_Problem to work on_:
Take each line containing "name" and report it exactly as written.

_Stored records_:
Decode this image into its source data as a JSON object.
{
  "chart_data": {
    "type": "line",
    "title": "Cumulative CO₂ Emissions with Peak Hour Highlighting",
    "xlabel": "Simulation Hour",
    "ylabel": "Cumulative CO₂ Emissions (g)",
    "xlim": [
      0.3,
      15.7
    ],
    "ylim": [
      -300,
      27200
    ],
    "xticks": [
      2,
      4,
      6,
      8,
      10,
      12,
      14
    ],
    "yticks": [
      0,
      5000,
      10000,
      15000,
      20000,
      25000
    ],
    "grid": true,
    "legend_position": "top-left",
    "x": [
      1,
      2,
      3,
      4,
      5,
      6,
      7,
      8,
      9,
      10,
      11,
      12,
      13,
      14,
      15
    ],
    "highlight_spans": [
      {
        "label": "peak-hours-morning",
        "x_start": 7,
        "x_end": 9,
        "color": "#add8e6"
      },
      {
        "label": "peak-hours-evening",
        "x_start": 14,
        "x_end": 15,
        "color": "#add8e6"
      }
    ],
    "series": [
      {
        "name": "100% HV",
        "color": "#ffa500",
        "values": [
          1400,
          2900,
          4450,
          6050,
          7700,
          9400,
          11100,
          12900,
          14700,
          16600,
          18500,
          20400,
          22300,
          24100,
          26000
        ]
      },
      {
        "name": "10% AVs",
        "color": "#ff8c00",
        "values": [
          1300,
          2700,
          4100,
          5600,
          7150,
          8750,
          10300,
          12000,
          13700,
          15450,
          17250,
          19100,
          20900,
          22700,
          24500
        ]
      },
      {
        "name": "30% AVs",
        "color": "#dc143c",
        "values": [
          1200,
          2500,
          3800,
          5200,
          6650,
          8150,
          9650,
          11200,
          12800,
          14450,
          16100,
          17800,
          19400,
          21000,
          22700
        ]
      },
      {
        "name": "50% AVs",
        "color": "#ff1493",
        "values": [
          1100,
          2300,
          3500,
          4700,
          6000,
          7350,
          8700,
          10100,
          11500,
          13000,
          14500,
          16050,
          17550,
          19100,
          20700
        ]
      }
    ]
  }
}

_Exercise result_:
        "name": "100% HV",
        "name": "10% AVs",
        "name": "30% AVs",
        "name": "50% AVs",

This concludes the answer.